From the entries that follow, extract each line holding the string "positive".

#### MATERIAL TO PROCESS ####

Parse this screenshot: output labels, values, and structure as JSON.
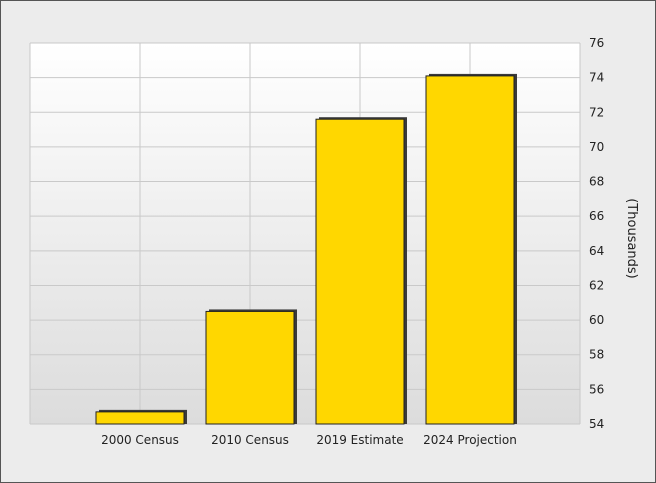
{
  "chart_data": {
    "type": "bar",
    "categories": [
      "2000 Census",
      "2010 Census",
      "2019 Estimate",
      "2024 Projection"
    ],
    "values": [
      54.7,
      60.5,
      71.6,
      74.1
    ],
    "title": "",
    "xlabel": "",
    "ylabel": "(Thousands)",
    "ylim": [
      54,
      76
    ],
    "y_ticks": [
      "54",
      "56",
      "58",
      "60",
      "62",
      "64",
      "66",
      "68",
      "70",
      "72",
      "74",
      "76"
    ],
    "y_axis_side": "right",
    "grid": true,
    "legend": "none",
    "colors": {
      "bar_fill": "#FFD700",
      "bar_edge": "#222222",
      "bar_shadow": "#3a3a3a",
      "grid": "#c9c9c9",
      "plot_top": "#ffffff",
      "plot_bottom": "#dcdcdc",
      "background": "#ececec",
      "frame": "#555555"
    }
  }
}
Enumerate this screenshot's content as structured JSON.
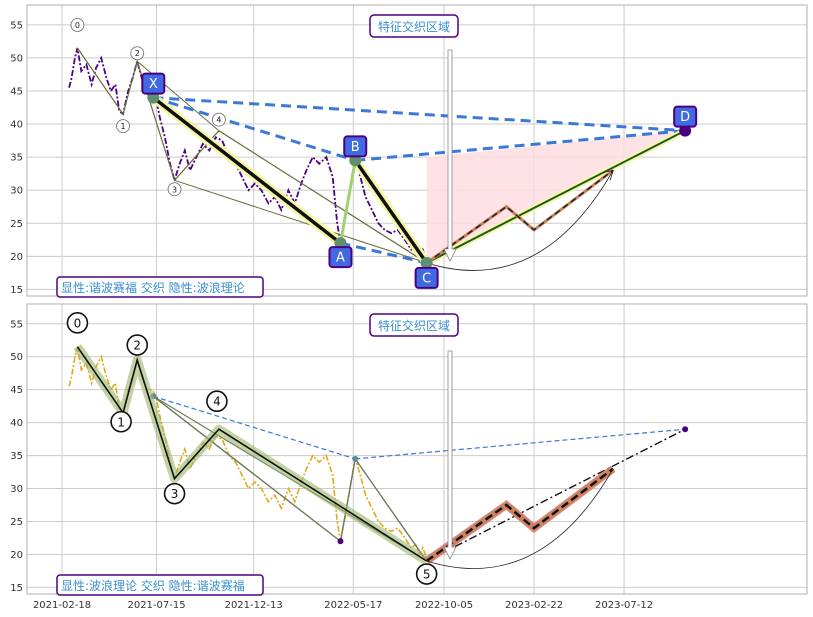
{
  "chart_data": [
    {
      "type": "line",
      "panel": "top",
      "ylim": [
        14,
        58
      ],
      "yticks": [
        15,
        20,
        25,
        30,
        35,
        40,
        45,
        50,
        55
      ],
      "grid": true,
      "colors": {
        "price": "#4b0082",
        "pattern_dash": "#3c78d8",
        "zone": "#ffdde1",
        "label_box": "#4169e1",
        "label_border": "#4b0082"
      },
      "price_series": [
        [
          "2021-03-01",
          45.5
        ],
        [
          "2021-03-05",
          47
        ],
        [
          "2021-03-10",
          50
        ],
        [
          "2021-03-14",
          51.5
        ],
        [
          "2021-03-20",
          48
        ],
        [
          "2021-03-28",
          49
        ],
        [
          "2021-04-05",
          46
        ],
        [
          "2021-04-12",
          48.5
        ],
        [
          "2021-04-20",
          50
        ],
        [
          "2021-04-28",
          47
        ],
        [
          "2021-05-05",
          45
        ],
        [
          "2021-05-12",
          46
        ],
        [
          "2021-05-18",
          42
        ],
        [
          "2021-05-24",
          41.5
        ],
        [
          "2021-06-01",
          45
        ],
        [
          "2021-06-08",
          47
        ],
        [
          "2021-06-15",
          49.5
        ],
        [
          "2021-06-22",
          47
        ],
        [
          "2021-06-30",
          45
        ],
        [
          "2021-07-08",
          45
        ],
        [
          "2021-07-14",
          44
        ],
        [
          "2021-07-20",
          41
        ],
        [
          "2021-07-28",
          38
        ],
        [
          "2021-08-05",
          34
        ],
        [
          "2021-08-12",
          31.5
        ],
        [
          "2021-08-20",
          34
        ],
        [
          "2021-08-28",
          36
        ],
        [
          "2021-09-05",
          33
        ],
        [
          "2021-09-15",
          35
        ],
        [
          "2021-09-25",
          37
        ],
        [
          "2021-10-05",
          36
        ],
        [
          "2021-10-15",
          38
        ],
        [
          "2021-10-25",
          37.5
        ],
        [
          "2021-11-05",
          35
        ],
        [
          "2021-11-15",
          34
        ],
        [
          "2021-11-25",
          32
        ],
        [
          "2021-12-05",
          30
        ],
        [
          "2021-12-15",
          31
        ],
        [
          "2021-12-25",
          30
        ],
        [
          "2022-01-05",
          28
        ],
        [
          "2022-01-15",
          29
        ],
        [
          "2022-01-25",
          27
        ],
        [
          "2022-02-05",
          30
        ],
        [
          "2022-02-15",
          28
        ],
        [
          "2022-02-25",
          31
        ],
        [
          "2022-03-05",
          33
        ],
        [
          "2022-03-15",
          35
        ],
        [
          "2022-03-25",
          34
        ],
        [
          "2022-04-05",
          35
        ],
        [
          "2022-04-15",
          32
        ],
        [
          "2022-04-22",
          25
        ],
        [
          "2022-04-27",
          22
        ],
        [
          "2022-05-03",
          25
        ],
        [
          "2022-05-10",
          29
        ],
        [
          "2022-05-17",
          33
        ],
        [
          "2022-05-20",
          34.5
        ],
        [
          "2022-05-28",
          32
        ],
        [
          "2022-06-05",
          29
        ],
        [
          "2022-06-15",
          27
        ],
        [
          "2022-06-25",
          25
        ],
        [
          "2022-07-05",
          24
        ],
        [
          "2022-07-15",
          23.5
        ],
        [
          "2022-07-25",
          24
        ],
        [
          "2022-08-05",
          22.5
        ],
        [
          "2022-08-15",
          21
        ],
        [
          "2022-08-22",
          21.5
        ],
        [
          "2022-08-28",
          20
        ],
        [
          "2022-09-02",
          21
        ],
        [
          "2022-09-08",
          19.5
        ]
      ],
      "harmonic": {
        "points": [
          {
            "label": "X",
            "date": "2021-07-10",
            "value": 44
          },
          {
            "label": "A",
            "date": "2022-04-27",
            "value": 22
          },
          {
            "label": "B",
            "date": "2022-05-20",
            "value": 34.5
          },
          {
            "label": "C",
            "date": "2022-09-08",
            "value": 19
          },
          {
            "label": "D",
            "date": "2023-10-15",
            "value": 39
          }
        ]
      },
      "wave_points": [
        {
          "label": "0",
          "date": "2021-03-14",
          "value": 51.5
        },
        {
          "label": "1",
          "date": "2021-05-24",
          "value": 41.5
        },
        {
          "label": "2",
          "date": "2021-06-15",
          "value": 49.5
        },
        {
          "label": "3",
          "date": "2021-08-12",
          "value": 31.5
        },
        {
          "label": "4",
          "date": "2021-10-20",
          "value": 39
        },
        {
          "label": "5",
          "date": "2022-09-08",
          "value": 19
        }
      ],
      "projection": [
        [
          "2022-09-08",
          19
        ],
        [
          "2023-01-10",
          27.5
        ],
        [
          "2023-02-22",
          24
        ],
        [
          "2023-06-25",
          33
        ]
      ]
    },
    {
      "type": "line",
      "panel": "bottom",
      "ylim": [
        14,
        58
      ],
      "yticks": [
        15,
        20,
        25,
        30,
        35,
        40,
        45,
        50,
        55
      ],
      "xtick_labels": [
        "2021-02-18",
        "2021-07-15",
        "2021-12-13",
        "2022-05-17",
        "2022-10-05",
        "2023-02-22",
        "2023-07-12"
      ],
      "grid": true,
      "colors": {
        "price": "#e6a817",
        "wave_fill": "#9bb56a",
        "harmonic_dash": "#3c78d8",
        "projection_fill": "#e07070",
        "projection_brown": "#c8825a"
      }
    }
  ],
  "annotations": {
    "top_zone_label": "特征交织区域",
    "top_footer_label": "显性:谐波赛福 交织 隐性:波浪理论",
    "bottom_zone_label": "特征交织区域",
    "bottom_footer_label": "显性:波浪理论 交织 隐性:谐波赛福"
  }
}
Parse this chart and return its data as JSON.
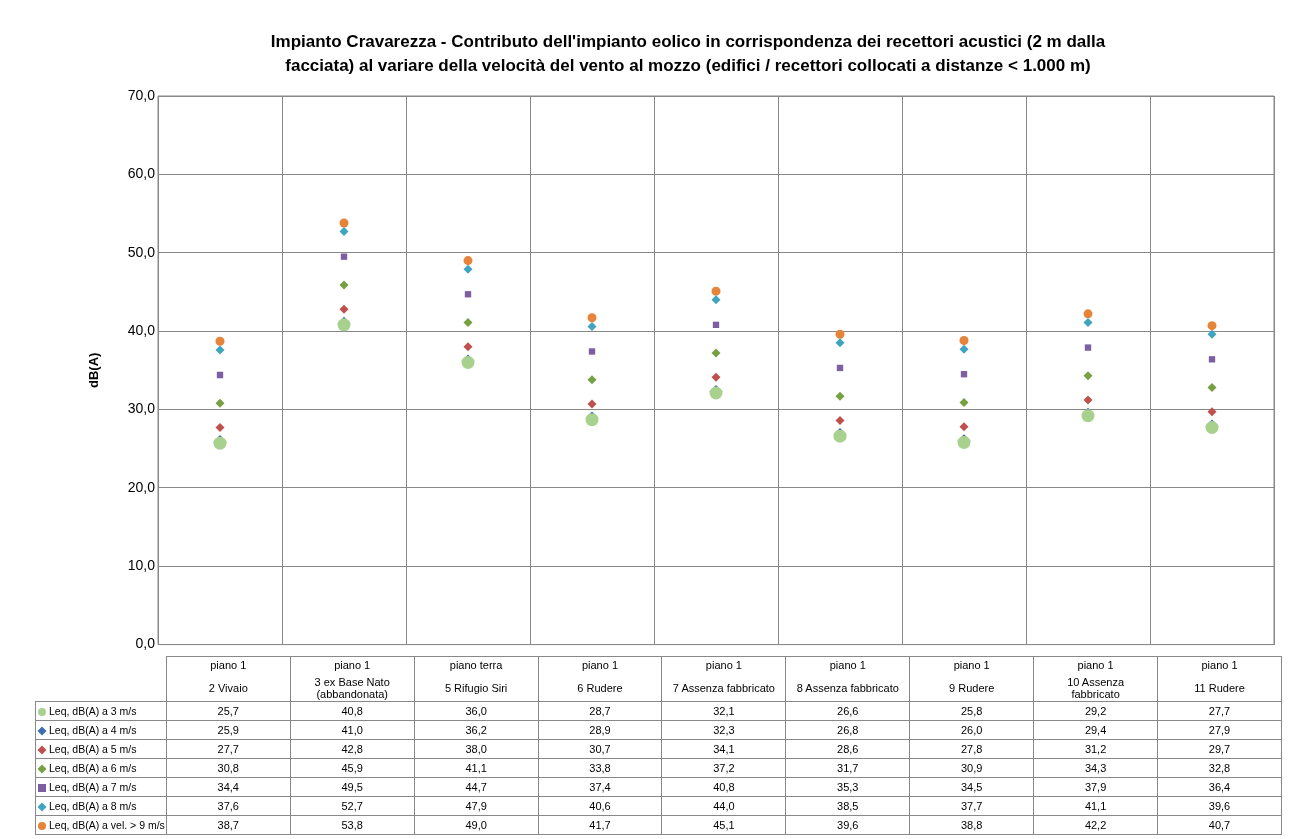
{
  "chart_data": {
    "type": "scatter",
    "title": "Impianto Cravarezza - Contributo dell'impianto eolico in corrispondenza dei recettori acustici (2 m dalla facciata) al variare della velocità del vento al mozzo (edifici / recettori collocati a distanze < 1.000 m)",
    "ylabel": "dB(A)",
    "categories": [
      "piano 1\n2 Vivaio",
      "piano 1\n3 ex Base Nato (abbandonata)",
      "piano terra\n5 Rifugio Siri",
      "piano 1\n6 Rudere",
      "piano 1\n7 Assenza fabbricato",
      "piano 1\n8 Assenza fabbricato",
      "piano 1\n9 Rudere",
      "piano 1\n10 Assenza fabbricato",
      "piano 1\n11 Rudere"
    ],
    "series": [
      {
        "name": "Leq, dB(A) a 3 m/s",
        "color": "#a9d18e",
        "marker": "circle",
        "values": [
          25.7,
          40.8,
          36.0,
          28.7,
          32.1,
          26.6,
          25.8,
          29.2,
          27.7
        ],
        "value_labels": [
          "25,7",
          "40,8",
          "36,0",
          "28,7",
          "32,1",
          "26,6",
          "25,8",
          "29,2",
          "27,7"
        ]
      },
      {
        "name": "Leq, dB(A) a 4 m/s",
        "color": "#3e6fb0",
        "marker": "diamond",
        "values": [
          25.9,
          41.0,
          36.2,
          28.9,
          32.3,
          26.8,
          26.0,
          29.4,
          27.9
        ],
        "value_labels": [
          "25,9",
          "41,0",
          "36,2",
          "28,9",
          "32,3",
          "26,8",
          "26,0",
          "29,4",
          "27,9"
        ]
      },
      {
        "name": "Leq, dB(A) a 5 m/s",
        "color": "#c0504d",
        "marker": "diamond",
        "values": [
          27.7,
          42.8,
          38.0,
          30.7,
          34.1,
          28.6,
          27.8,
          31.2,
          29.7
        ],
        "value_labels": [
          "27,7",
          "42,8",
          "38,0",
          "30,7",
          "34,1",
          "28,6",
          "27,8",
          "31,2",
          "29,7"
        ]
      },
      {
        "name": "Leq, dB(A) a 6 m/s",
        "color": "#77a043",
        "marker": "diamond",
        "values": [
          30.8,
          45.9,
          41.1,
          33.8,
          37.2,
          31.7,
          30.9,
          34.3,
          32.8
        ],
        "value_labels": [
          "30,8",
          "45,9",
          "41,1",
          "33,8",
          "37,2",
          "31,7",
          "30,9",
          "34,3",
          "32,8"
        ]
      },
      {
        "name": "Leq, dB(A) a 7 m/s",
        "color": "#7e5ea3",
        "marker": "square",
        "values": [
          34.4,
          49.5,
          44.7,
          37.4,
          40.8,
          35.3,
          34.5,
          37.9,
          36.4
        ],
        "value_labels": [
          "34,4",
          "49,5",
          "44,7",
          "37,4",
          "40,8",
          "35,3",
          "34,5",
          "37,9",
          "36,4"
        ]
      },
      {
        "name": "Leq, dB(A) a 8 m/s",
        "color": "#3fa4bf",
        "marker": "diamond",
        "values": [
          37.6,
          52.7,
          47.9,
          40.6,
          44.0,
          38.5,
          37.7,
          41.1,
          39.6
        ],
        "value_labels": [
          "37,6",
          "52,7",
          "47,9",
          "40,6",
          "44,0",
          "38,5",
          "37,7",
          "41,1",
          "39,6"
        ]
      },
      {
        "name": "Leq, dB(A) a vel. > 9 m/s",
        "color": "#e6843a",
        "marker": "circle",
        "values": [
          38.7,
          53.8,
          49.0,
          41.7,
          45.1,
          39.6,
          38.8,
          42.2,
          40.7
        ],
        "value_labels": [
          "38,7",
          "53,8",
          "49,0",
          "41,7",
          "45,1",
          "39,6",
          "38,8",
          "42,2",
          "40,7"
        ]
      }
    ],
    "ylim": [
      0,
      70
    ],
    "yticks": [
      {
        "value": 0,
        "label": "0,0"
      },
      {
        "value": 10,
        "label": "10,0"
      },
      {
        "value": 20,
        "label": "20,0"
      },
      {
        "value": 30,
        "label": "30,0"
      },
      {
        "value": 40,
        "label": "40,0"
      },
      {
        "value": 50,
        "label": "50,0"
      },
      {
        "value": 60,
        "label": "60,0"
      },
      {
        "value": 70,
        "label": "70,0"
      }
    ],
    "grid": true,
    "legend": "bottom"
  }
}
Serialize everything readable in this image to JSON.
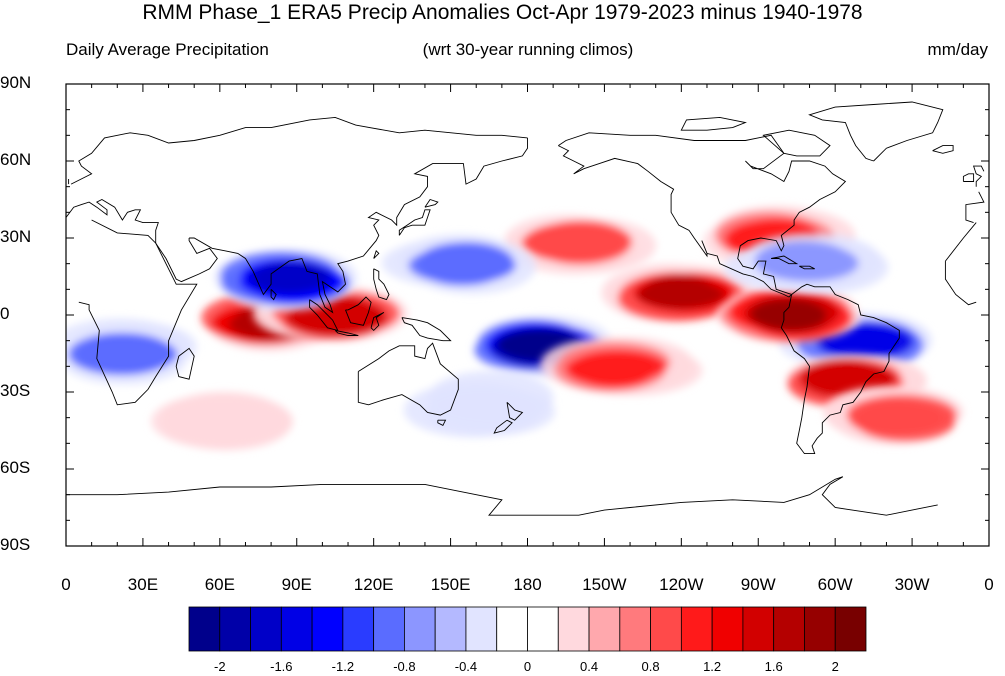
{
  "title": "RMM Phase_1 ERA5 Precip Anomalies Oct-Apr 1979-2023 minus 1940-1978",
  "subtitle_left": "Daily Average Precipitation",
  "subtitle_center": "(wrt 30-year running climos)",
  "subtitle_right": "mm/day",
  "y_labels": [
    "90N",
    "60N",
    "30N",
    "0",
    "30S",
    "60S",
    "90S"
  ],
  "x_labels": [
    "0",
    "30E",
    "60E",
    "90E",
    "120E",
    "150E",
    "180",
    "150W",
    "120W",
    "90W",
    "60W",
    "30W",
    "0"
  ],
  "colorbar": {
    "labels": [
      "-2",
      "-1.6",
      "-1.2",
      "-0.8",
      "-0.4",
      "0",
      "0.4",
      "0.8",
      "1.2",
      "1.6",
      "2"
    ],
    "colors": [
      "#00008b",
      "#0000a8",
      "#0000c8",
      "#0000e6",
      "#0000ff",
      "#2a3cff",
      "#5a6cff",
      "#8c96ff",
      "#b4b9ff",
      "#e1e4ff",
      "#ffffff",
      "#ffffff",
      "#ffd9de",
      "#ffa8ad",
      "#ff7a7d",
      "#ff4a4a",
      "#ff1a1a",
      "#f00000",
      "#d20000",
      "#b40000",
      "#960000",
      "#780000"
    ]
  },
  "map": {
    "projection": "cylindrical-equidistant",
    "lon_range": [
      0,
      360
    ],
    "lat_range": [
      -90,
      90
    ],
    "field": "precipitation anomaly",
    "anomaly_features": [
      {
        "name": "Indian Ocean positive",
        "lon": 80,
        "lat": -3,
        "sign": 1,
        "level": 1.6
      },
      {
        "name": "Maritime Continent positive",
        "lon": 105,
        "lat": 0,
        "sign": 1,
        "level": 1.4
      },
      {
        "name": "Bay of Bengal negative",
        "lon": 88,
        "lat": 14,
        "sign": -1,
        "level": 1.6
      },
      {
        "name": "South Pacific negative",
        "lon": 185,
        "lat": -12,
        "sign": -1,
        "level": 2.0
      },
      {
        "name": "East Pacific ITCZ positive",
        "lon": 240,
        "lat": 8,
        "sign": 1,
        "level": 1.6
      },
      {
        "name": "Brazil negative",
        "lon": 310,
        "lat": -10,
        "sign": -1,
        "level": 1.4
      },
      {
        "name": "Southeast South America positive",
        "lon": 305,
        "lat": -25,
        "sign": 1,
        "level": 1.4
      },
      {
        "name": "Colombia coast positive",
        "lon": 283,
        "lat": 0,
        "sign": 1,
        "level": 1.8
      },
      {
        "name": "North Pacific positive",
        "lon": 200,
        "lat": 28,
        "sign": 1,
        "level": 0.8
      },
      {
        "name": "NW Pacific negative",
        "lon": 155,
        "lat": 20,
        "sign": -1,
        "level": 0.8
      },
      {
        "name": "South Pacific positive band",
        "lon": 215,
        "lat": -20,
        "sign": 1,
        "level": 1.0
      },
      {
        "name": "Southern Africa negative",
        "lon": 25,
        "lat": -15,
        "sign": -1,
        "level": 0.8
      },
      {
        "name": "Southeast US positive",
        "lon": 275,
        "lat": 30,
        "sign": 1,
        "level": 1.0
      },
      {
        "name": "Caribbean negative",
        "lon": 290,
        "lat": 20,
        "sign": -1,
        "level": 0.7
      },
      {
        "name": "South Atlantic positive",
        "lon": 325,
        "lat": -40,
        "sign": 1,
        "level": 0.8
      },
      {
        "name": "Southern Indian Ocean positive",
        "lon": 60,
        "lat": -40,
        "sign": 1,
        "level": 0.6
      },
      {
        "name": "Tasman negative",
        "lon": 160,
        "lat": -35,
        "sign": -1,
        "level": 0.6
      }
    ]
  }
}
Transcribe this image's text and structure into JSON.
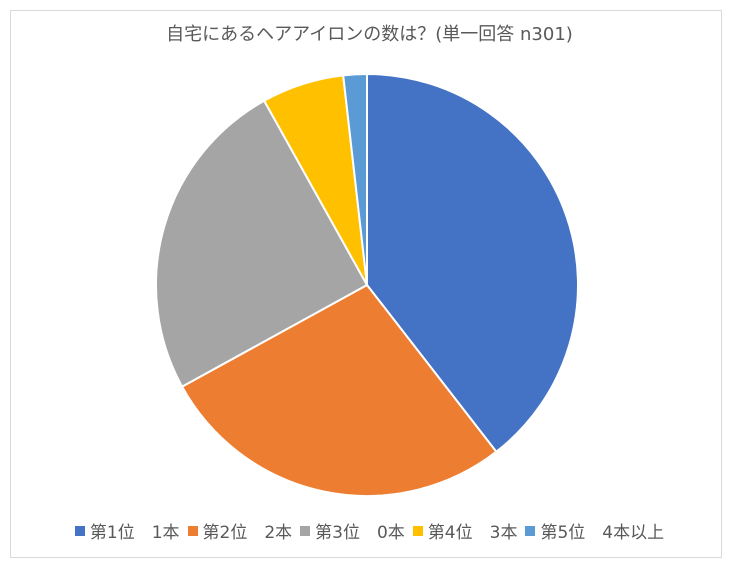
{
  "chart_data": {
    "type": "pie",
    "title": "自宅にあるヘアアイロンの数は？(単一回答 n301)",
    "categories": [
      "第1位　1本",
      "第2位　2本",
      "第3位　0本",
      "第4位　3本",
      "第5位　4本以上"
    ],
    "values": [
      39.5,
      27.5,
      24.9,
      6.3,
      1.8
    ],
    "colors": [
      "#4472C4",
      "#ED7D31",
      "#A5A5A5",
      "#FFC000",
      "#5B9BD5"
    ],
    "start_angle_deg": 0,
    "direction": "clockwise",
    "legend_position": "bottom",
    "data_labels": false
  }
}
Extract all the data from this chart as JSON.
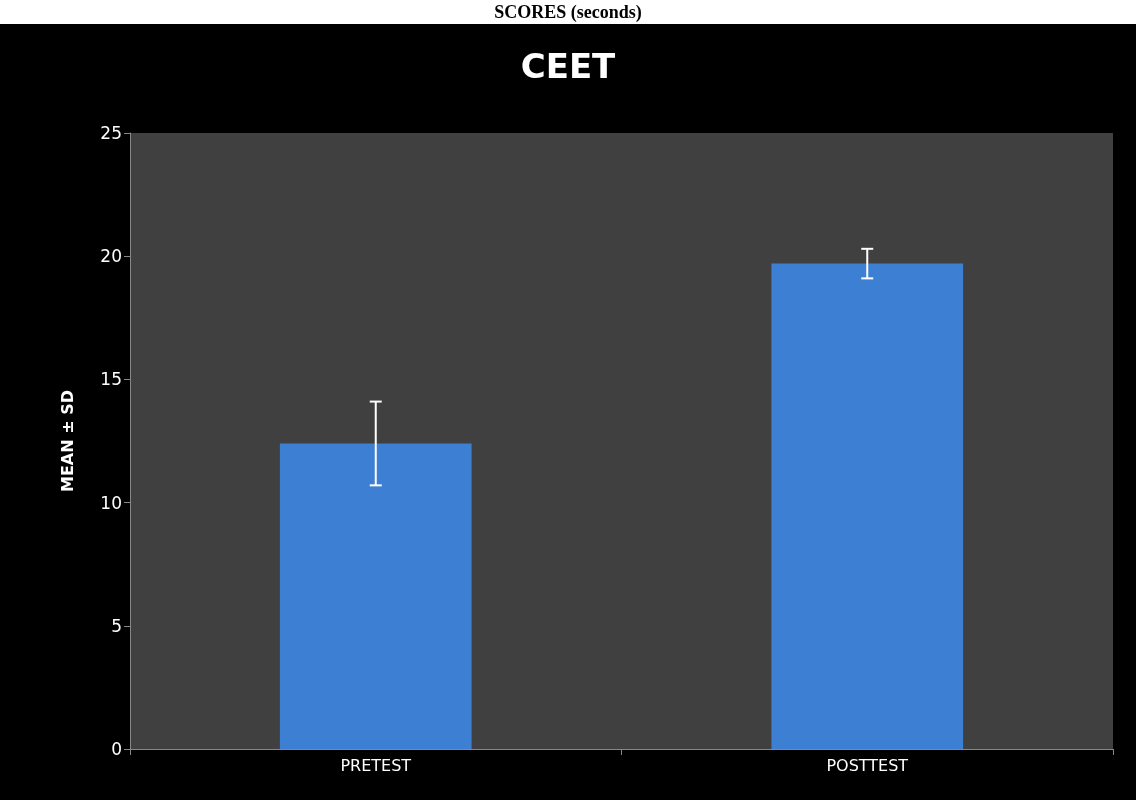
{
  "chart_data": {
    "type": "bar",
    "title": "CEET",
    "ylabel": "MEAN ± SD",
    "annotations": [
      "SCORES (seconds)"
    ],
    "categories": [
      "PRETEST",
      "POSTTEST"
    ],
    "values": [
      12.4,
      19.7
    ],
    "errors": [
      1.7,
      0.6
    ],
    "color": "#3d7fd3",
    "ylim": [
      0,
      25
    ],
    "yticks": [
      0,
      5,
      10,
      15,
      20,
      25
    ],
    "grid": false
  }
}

####

**WORKED ANSWER**
        "name": "Indian Ocean positive",
        "name": "Maritime Continent positive",
        "name": "East Pacific ITCZ positive",
        "name": "Southeast South America positive",
        "name": "Colombia coast positive",
        "name": "North Pacific positive",
        "name": "South Pacific positive band",
        "name": "Southeast US positive",
        "name": "South Atlantic positive",
        "name": "Southern Indian Ocean positive",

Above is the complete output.